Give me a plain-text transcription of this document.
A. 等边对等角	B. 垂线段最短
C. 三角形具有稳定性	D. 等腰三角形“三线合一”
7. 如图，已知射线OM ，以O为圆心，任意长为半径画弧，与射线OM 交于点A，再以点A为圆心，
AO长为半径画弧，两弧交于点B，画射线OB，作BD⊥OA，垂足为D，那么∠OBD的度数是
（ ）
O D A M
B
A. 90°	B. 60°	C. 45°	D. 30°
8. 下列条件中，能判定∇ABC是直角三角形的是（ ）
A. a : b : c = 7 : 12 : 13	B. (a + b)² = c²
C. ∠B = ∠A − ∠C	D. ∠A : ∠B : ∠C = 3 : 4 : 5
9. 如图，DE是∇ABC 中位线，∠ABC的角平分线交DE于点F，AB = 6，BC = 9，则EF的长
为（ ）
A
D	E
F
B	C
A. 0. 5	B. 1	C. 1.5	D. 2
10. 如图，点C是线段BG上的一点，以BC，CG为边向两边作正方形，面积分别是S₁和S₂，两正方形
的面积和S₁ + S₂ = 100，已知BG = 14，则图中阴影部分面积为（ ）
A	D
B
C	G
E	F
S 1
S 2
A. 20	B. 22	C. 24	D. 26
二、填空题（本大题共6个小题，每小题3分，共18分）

★ ★ ★ ★

Your task is to return the full listing exactly as it was given.

Give me a plain-text transcription of this document.
A. 等边对等角	B. 垂线段最短
C. 三角形具有稳定性	D. 等腰三角形“三线合一”
7. 如图，已知射线OM ，以O为圆心，任意长为半径画弧，与射线OM 交于点A，再以点A为圆心，
AO长为半径画弧，两弧交于点B，画射线OB，作BD⊥OA，垂足为D，那么∠OBD的度数是
（ ）
O D A M
B
A. 90°	B. 60°	C. 45°	D. 30°
8. 下列条件中，能判定∇ABC是直角三角形的是（ ）
A. a : b : c = 7 : 12 : 13	B. (a + b)² = c²
C. ∠B = ∠A − ∠C	D. ∠A : ∠B : ∠C = 3 : 4 : 5
9. 如图，DE是∇ABC 中位线，∠ABC的角平分线交DE于点F，AB = 6，BC = 9，则EF的长
为（ ）
A
D	E
F
B	C
A. 0. 5	B. 1	C. 1.5	D. 2
10. 如图，点C是线段BG上的一点，以BC，CG为边向两边作正方形，面积分别是S₁和S₂，两正方形
的面积和S₁ + S₂ = 100，已知BG = 14，则图中阴影部分面积为（ ）
A	D
B
C	G
E	F
S 1
S 2
A. 20	B. 22	C. 24	D. 26
二、填空题（本大题共6个小题，每小题3分，共18分）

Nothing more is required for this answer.